EXERCISE PROMPT: Check every line of the entries that follow, and copy the ones containing "know".

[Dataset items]
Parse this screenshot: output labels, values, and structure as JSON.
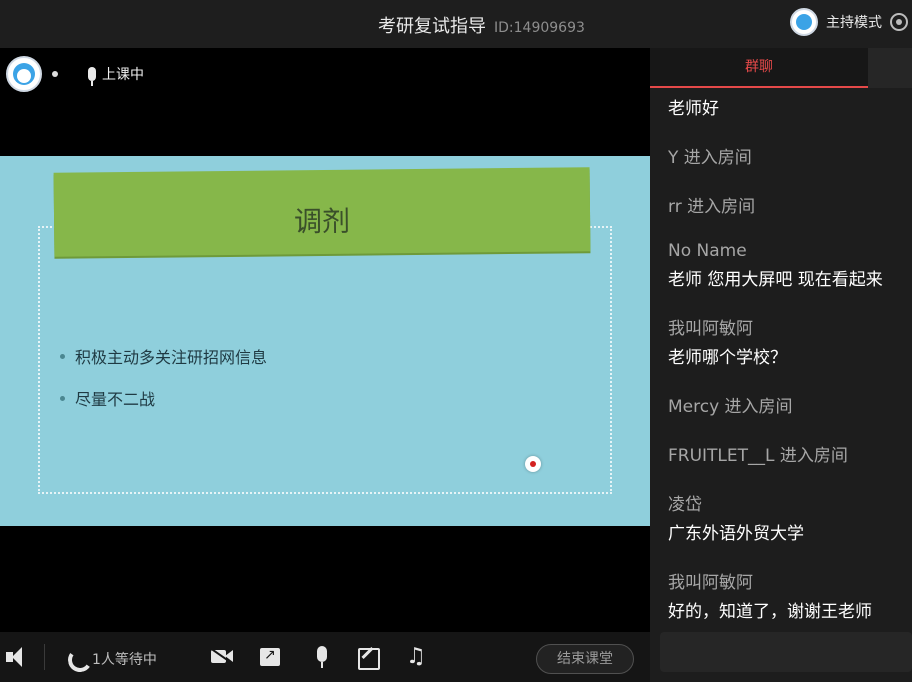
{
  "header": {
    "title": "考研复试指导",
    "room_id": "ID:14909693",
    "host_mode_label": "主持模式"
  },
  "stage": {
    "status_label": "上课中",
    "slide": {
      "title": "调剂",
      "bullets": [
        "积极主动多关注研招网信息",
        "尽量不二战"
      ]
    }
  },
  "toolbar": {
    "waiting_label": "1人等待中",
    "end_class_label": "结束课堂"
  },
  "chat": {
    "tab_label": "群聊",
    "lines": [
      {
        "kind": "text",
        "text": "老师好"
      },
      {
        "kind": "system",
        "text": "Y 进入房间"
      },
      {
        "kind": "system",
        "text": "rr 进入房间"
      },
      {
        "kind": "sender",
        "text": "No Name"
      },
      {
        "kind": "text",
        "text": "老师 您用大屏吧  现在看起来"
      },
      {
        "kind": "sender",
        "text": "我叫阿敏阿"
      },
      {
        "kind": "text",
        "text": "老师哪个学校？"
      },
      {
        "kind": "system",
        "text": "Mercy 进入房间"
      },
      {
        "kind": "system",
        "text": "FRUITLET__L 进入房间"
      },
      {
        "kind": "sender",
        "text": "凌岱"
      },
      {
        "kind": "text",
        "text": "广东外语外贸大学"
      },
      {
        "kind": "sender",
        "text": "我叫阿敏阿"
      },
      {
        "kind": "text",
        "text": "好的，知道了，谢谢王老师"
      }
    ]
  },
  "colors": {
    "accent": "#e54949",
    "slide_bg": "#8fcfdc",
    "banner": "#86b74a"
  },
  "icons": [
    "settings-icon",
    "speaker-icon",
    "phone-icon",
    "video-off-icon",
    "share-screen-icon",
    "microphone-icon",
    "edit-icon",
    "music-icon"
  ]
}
...
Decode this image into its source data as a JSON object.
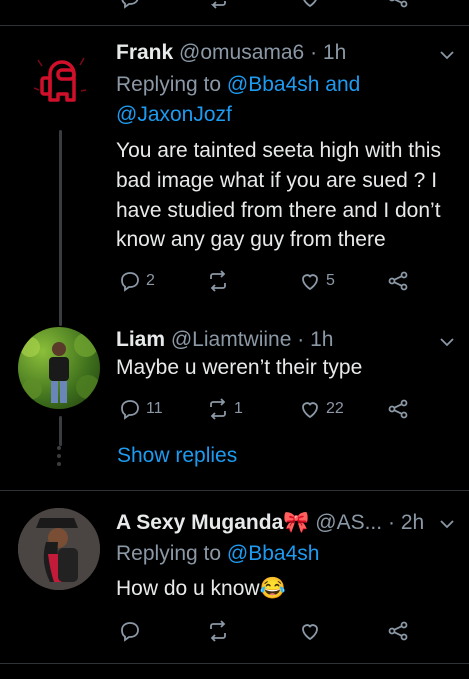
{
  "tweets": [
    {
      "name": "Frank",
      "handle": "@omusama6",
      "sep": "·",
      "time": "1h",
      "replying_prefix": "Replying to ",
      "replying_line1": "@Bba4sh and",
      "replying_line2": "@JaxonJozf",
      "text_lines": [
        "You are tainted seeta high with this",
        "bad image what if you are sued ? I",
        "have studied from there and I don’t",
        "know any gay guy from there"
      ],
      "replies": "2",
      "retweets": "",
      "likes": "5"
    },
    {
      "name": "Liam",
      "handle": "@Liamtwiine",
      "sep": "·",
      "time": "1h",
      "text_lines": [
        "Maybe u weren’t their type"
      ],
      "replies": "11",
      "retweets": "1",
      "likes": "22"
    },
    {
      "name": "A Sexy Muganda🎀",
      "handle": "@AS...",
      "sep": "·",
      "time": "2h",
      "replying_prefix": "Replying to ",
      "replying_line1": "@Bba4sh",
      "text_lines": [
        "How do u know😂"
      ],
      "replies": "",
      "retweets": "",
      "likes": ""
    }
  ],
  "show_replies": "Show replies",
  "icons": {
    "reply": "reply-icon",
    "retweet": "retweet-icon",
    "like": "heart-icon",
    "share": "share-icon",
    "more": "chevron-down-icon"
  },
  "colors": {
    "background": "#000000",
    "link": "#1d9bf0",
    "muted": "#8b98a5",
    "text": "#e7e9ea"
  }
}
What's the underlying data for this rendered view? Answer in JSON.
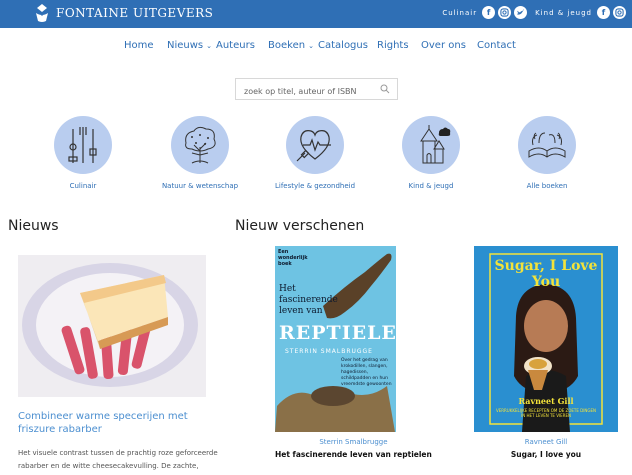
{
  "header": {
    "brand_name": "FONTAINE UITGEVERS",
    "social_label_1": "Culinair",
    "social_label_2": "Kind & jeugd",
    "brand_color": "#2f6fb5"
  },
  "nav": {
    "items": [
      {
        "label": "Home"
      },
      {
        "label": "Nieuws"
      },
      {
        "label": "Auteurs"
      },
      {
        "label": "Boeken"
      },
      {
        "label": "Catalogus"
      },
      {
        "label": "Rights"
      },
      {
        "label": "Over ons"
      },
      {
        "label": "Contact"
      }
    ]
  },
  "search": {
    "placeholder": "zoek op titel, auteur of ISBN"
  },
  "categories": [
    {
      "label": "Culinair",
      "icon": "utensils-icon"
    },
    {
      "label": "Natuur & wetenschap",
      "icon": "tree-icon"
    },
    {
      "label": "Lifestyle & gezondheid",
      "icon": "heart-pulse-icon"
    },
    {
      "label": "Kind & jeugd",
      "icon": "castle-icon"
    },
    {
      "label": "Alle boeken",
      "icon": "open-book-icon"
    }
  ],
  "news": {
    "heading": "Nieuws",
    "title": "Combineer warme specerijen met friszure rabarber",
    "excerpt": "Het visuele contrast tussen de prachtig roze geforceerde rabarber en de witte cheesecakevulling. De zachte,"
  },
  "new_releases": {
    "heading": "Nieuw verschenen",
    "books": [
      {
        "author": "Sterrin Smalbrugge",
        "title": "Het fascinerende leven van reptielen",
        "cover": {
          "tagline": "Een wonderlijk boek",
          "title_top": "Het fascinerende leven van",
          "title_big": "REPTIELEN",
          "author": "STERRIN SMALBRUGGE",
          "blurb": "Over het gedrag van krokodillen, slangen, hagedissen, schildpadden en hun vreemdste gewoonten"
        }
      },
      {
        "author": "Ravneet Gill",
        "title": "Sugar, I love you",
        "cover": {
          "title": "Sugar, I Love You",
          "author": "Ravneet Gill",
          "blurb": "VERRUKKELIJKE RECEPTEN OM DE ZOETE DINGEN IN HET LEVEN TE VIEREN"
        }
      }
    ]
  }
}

EXERCISE RESULT:
        "know any gay guy from there"
        "How do u know😂"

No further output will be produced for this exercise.